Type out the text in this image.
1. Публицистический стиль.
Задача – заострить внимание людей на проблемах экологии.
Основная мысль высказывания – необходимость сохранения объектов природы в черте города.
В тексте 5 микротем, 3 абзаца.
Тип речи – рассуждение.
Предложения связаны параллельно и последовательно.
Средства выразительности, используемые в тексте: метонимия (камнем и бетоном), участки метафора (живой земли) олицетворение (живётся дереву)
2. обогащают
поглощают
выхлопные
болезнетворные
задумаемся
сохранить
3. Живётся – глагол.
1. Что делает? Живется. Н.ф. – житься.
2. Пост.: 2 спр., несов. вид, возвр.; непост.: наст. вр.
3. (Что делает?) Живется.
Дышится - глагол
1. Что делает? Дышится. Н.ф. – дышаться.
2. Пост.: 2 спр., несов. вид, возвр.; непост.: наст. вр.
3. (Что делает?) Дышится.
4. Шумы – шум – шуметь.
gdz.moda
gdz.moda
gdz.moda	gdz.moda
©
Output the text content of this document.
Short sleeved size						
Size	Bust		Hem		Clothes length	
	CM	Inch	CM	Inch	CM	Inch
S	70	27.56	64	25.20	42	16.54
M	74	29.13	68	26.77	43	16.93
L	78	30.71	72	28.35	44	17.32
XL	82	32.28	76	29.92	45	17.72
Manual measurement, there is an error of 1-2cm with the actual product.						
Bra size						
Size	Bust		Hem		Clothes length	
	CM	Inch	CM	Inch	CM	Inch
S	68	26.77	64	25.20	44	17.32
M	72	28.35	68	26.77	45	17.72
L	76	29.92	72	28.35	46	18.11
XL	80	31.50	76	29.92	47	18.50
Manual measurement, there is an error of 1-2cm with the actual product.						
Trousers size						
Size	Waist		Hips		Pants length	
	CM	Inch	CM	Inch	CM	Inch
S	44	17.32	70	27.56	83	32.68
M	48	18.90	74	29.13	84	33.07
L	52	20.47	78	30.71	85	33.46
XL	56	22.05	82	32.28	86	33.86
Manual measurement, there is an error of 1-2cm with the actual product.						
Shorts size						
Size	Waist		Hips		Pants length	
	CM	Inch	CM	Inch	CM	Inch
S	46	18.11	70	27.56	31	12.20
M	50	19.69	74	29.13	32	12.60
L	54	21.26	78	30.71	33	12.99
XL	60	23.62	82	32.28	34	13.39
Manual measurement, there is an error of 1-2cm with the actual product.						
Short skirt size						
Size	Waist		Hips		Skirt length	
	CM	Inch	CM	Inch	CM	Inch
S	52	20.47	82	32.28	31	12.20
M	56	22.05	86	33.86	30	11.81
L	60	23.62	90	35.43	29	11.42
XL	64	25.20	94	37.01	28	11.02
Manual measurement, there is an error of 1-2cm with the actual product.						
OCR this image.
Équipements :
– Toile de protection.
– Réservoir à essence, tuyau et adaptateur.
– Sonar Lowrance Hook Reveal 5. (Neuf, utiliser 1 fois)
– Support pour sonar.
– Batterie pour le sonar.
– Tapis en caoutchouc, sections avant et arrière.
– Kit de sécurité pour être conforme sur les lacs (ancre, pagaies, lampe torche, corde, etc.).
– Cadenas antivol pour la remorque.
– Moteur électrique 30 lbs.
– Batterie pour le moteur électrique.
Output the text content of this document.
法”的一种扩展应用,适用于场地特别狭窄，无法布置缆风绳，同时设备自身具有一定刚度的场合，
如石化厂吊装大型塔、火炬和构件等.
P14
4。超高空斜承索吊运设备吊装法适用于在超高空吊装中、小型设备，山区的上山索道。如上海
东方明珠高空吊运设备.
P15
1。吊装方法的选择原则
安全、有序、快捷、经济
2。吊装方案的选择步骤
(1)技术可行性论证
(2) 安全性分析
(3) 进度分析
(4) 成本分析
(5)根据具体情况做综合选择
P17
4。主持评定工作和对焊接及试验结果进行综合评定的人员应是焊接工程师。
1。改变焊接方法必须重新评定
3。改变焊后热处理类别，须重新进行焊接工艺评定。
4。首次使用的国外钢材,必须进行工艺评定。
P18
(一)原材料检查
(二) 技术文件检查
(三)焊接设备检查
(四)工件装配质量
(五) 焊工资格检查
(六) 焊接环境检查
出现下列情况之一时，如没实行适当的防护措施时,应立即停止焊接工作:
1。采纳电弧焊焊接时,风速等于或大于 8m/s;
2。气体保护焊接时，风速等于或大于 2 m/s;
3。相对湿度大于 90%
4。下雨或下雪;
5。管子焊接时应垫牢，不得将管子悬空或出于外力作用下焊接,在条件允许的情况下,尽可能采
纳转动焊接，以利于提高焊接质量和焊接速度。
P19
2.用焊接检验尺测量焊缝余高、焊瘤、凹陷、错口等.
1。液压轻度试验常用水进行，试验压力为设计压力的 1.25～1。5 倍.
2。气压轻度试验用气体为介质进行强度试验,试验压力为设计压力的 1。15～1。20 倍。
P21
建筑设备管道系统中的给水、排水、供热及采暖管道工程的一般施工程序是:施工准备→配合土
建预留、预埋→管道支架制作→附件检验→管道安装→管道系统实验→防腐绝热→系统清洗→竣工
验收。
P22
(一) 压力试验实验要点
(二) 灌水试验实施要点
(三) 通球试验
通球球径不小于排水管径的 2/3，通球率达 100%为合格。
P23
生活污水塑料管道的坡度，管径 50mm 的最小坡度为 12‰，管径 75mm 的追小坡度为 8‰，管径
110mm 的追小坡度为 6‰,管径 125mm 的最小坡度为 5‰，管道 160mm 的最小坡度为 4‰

▶ _Challenge_: Across the material above, how many lines include the string "image"? Only the number is wanted.

▶ _Answer for this exercise_: 2